* Selected extract *

☆ ☆ ☆ ☆ ☆

Moody's Investor Services 
						and Fitch Ratings have both indicated that they are 
						considering following Standard & Poor's recent decision 
						to downgrade Fiat's shares to below investment grade 
						status, concerned by liquidity and a weakening 
						performance this year.
						Dropping Fiat's debt 
						ratings further below investment grade status into the 
						infamous "junk" category could have repercussions for 
						Fiat in terms of banking institutions being prevented 
						from holding its financial instruments as well as the 
						carmaker having to pay higher interest charges.
						Both Moody's and Fitch 
						became jittery after Fiat announced that it would raise 
						its stake in Chrysler Group, promoting concerns about 
						the Italian carmaker's liquidity. Fitch said on April 21 
						it had placed Fiat on its "rating watch negative" and 
						its long term debt, currently rated at BB+ (already a 
						non investment grade status), under review for possible 
						downgrade. Gradings below BBB/Baa are more commonly 
						known as "junk bonds". Fiat's short-term debut was 
						however unchanged at "B" (also no investment grade).
						
						Moody’s Investors 
						Service, on the same day, announced that it had also 
						placed its own rating on Fiat's long term debt, 
						currently at Ba1 (the equivalent to BB+), under review 
						for a possible downgrade. A Moody's analyst explained in 
						a briefing note that Fiat is "vulnerable to a drop-off 
						in demand" in its two key markets, Italy and Brazil, as 
						well as highlighting the lack of new models debuting in 
						Europe. Fiat is the worst performing major carmaker in 
						Europe this year in year-on-year terms and its market 
						share has tumbled. The note also emphasised Fiat's 
						overreliance on certain markets, adding that its "very 
						limited geographic diversification" is one of its "key 
						weaknesses." However the note did point out that the 
						Chrysler Group alliance will help to address this 
						deficiency.

☆ ☆ ☆ ☆ ☆

* Listing *
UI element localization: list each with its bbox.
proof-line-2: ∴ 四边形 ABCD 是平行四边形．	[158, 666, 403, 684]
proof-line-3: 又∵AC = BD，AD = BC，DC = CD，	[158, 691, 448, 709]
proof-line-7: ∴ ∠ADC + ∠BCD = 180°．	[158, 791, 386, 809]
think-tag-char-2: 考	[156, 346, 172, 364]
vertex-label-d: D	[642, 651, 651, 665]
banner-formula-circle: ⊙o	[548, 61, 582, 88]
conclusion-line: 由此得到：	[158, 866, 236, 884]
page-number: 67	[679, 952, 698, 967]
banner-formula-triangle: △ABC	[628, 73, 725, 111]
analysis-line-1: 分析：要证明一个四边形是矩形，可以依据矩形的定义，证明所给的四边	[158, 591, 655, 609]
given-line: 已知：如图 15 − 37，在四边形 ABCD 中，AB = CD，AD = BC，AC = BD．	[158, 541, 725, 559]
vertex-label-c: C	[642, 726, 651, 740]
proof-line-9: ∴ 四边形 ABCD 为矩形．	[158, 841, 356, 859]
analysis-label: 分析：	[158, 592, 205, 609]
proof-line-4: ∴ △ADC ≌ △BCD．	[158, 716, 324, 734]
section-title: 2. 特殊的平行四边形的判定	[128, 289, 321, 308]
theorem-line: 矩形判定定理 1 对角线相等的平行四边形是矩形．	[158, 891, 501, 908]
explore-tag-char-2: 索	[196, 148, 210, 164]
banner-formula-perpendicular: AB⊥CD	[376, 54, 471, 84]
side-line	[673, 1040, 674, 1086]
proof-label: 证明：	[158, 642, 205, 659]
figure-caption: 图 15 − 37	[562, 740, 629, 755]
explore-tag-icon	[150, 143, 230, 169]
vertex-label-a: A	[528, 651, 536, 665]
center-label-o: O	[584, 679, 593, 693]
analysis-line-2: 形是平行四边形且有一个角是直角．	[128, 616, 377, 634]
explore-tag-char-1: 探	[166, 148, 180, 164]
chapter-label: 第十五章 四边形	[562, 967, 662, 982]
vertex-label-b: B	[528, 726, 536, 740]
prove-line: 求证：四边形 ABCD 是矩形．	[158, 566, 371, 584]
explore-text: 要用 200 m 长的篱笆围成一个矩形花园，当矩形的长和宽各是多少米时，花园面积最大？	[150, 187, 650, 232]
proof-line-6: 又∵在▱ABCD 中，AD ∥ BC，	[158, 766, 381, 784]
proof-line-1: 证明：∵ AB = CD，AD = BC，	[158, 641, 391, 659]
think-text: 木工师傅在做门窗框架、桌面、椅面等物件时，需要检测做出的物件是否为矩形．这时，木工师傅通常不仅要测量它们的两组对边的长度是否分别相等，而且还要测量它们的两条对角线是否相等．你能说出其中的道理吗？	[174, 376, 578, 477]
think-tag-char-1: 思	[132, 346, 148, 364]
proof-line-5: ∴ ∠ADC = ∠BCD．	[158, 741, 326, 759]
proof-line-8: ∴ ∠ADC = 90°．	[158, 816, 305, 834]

☆ ☆ ☆ ☆ ☆

* Written problem A *
Check each statement against the article on Fiat's credit ratings and mark it yes or no, quoting the words of the article that decide it. (i) Fitch placed Fiat on its "rating watch negative" on April 21. (ii) The Moody's note says the Chrysler Group alliance will deepen Fiat's lack of geographic diversification. (iii) The Moody's analyst names Italy and Brazil as Fiat's two key markets.
* Written problem B *
Extend the article on Fiat's credit ratings, picking up right after its final sentence.

* Result A *
(i) Yes: "Fitch said on April 21 it had placed Fiat on its "rating watch negative""
(ii) No: "the Chrysler Group alliance will help to address this deficiency."
(iii) Yes: "in its two key markets, Italy and Brazil"

* Result B *
						Standard & Poor's, 
						which in February set the Fiat downgrade ball rolling by 
						dropping its rating out of investment grade status to 
						"BB+" level (the highest category of the non investment 
						'junk' grade rating), said at the time in a statement: 
						"We lowered the rating due mainly to our assessment of 
						its liquidity situation." Standard & Poor's credit 
						analyst Barbara Castellano, said: "This limits Fiat's 
						financial flexibility and leaves it more exposed to a 
						weaker than expected performance in 2011." She added 
						that there are "very substantial operating and financial 
						risks related to Fiat's increased exposure to Chrysler." 
						Standard & Poor's however left the ratings position 
						unchanged on the recent announcement that Fiat would pay 
						US1.27 billion for an additional 16 percent cash stake 
						to take its holding in Chrysler by the summer to 46 
						percent.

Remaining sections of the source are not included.